## Extracted data

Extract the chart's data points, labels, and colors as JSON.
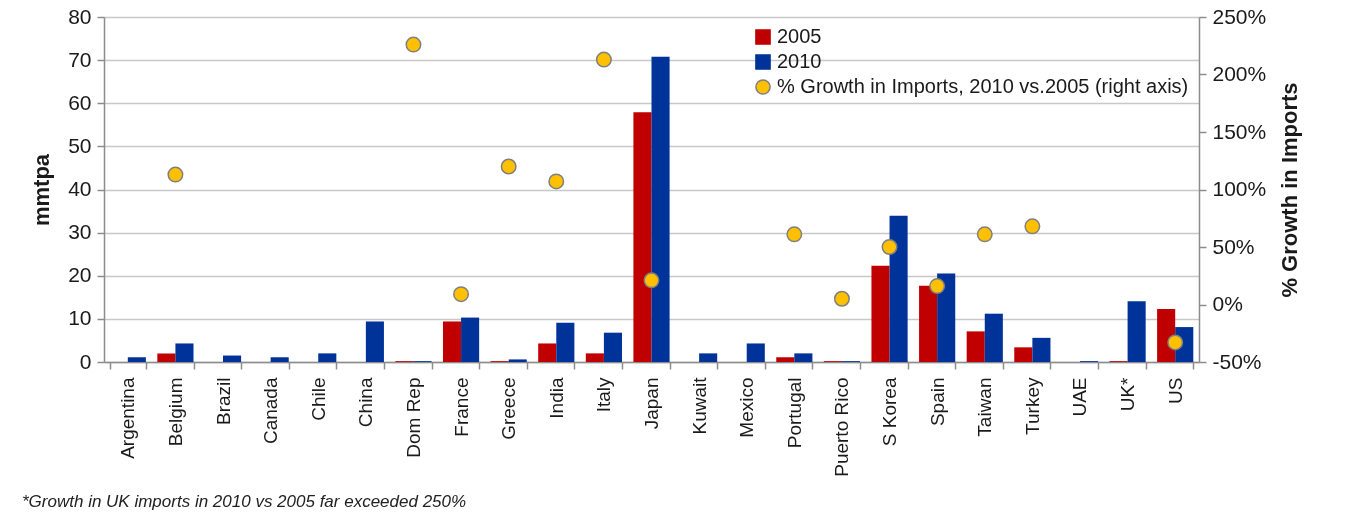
{
  "chart_data": {
    "type": "bar",
    "categories": [
      "Argentina",
      "Belgium",
      "Brazil",
      "Canada",
      "Chile",
      "China",
      "Dom Rep",
      "France",
      "Greece",
      "India",
      "Italy",
      "Japan",
      "Kuwait",
      "Mexico",
      "Portugal",
      "Puerto Rico",
      "S Korea",
      "Spain",
      "Taiwan",
      "Turkey",
      "UAE",
      "UK*",
      "US"
    ],
    "series": [
      {
        "name": "2005",
        "color": "#c00000",
        "values": [
          null,
          2.0,
          null,
          null,
          null,
          null,
          0.2,
          9.4,
          0.2,
          4.3,
          2.0,
          57.9,
          null,
          null,
          1.1,
          0.2,
          22.3,
          17.7,
          7.1,
          3.4,
          null,
          0.2,
          12.3
        ]
      },
      {
        "name": "2010",
        "color": "#003399",
        "values": [
          1.1,
          4.3,
          1.5,
          1.1,
          2.0,
          9.4,
          0.2,
          10.3,
          0.6,
          9.1,
          6.8,
          70.8,
          2.0,
          4.3,
          2.0,
          0.2,
          33.9,
          20.5,
          11.2,
          5.6,
          0.2,
          14.1,
          8.1
        ]
      },
      {
        "name": "% Growth in Imports, 2010 vs.2005 (right axis)",
        "type": "scatter",
        "axis": "y2",
        "color": "#ffc000",
        "values": [
          null,
          113,
          null,
          null,
          null,
          null,
          226,
          9,
          120,
          107,
          213,
          21,
          null,
          null,
          61,
          5,
          50,
          16,
          61,
          68,
          null,
          null,
          -33
        ]
      }
    ],
    "ylabel": "mmtpa",
    "y2label": "% Growth in Imports",
    "ylim": [
      0,
      80
    ],
    "yticks": [
      0,
      10,
      20,
      30,
      40,
      50,
      60,
      70,
      80
    ],
    "y2lim": [
      -50,
      250
    ],
    "y2ticks": [
      {
        "value": -50,
        "label": "-50%"
      },
      {
        "value": 0,
        "label": "0%"
      },
      {
        "value": 50,
        "label": "50%"
      },
      {
        "value": 100,
        "label": "100%"
      },
      {
        "value": 150,
        "label": "150%"
      },
      {
        "value": 200,
        "label": "200%"
      },
      {
        "value": 250,
        "label": "250%"
      }
    ],
    "grid": "y",
    "legend": "top right",
    "marker": "circle",
    "annotations": [
      "*Growth in UK imports in 2010 vs 2005 far exceeded 250%"
    ]
  }
}
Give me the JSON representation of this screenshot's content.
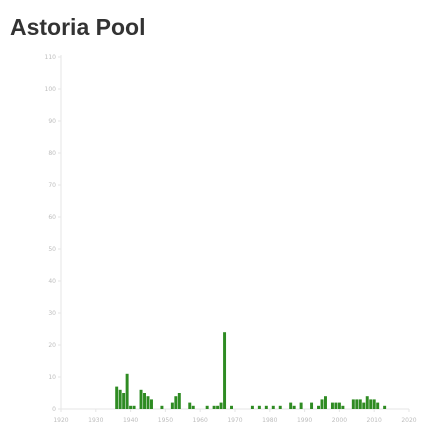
{
  "page": {
    "title": "Astoria Pool"
  },
  "chart_data": {
    "type": "bar",
    "title": "Astoria Pool",
    "xlabel": "",
    "ylabel": "",
    "xlim": [
      1920,
      2020
    ],
    "ylim": [
      0,
      110
    ],
    "x_ticks": [
      1920,
      1930,
      1940,
      1950,
      1960,
      1970,
      1980,
      1990,
      2000,
      2010,
      2020
    ],
    "y_ticks": [
      0,
      10,
      20,
      30,
      40,
      50,
      60,
      70,
      80,
      90,
      100,
      110
    ],
    "grid": false,
    "legend": "none",
    "bar_color": "#2e8b22",
    "axis_color": "#e5e5e5",
    "tick_label_color": "#bdbdbd",
    "x": [
      1936,
      1937,
      1938,
      1939,
      1940,
      1941,
      1943,
      1944,
      1945,
      1946,
      1949,
      1952,
      1953,
      1954,
      1957,
      1958,
      1962,
      1964,
      1965,
      1966,
      1967,
      1969,
      1975,
      1977,
      1979,
      1981,
      1983,
      1986,
      1987,
      1989,
      1992,
      1994,
      1995,
      1996,
      1998,
      1999,
      2000,
      2001,
      2004,
      2005,
      2006,
      2007,
      2008,
      2009,
      2010,
      2011,
      2013
    ],
    "values": [
      7,
      6,
      5,
      11,
      1,
      1,
      6,
      5,
      4,
      3,
      1,
      2,
      4,
      5,
      2,
      1,
      1,
      1,
      1,
      2,
      24,
      1,
      1,
      1,
      1,
      1,
      1,
      2,
      1,
      2,
      2,
      1,
      3,
      4,
      2,
      2,
      2,
      1,
      3,
      3,
      3,
      2,
      4,
      3,
      3,
      2,
      1
    ]
  }
}
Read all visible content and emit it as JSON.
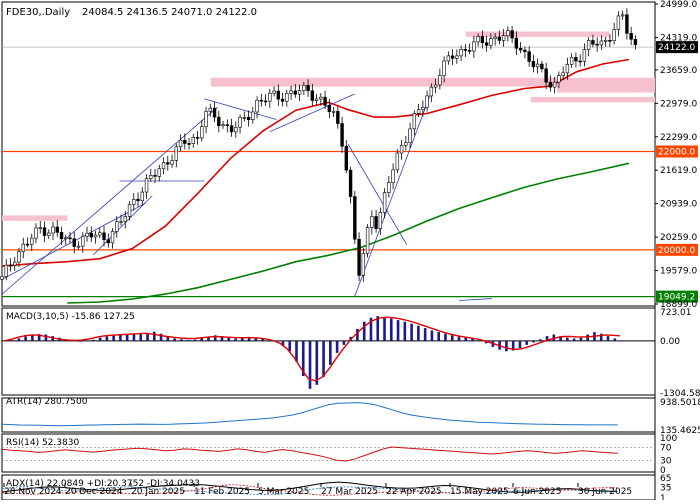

## Problem to work on
Set down the complete material exactly, but do not include the images.

## Solved problem
Extract the chart's data points, labels, and colors as JSON.
{
  "chart_data": {
    "type": "bar",
    "categories": [
      "Argentina",
      "Belgium",
      "Brazil",
      "Canada",
      "Chile",
      "China",
      "Dom Rep",
      "France",
      "Greece",
      "India",
      "Italy",
      "Japan",
      "Kuwait",
      "Mexico",
      "Portugal",
      "Puerto Rico",
      "S Korea",
      "Spain",
      "Taiwan",
      "Turkey",
      "UAE",
      "UK*",
      "US"
    ],
    "series": [
      {
        "name": "2005",
        "color": "#c00000",
        "values": [
          null,
          2.0,
          null,
          null,
          null,
          null,
          0.2,
          9.4,
          0.2,
          4.3,
          2.0,
          57.9,
          null,
          null,
          1.1,
          0.2,
          22.3,
          17.7,
          7.1,
          3.4,
          null,
          0.2,
          12.3
        ]
      },
      {
        "name": "2010",
        "color": "#003399",
        "values": [
          1.1,
          4.3,
          1.5,
          1.1,
          2.0,
          9.4,
          0.2,
          10.3,
          0.6,
          9.1,
          6.8,
          70.8,
          2.0,
          4.3,
          2.0,
          0.2,
          33.9,
          20.5,
          11.2,
          5.6,
          0.2,
          14.1,
          8.1
        ]
      },
      {
        "name": "% Growth in Imports, 2010 vs.2005 (right axis)",
        "type": "scatter",
        "axis": "y2",
        "color": "#ffc000",
        "values": [
          null,
          113,
          null,
          null,
          null,
          null,
          226,
          9,
          120,
          107,
          213,
          21,
          null,
          null,
          61,
          5,
          50,
          16,
          61,
          68,
          null,
          null,
          -33
        ]
      }
    ],
    "ylabel": "mmtpa",
    "y2label": "% Growth in Imports",
    "ylim": [
      0,
      80
    ],
    "yticks": [
      0,
      10,
      20,
      30,
      40,
      50,
      60,
      70,
      80
    ],
    "y2lim": [
      -50,
      250
    ],
    "y2ticks": [
      {
        "value": -50,
        "label": "-50%"
      },
      {
        "value": 0,
        "label": "0%"
      },
      {
        "value": 50,
        "label": "50%"
      },
      {
        "value": 100,
        "label": "100%"
      },
      {
        "value": 150,
        "label": "150%"
      },
      {
        "value": 200,
        "label": "200%"
      },
      {
        "value": 250,
        "label": "250%"
      }
    ],
    "grid": "y",
    "legend": "top right",
    "marker": "circle",
    "annotations": [
      "*Growth in UK imports in 2010 vs 2005 far exceeded 250%"
    ]
  }
}
Give me the JSON representation of this screenshot's content.
{
  "page": {
    "title": "Astoria Pool"
  },
  "chart_data": {
    "type": "bar",
    "title": "Astoria Pool",
    "xlabel": "",
    "ylabel": "",
    "xlim": [
      1920,
      2020
    ],
    "ylim": [
      0,
      110
    ],
    "x_ticks": [
      1920,
      1930,
      1940,
      1950,
      1960,
      1970,
      1980,
      1990,
      2000,
      2010,
      2020
    ],
    "y_ticks": [
      0,
      10,
      20,
      30,
      40,
      50,
      60,
      70,
      80,
      90,
      100,
      110
    ],
    "grid": false,
    "legend": "none",
    "bar_color": "#2e8b22",
    "axis_color": "#e5e5e5",
    "tick_label_color": "#bdbdbd",
    "x": [
      1936,
      1937,
      1938,
      1939,
      1940,
      1941,
      1943,
      1944,
      1945,
      1946,
      1949,
      1952,
      1953,
      1954,
      1957,
      1958,
      1962,
      1964,
      1965,
      1966,
      1967,
      1969,
      1975,
      1977,
      1979,
      1981,
      1983,
      1986,
      1987,
      1989,
      1992,
      1994,
      1995,
      1996,
      1998,
      1999,
      2000,
      2001,
      2004,
      2005,
      2006,
      2007,
      2008,
      2009,
      2010,
      2011,
      2013
    ],
    "values": [
      7,
      6,
      5,
      11,
      1,
      1,
      6,
      5,
      4,
      3,
      1,
      2,
      4,
      5,
      2,
      1,
      1,
      1,
      1,
      2,
      24,
      1,
      1,
      1,
      1,
      1,
      1,
      2,
      1,
      2,
      2,
      1,
      3,
      4,
      2,
      2,
      2,
      1,
      3,
      3,
      3,
      2,
      4,
      3,
      3,
      2,
      1
    ]
  }
}
Read all visible content and emit it as JSON.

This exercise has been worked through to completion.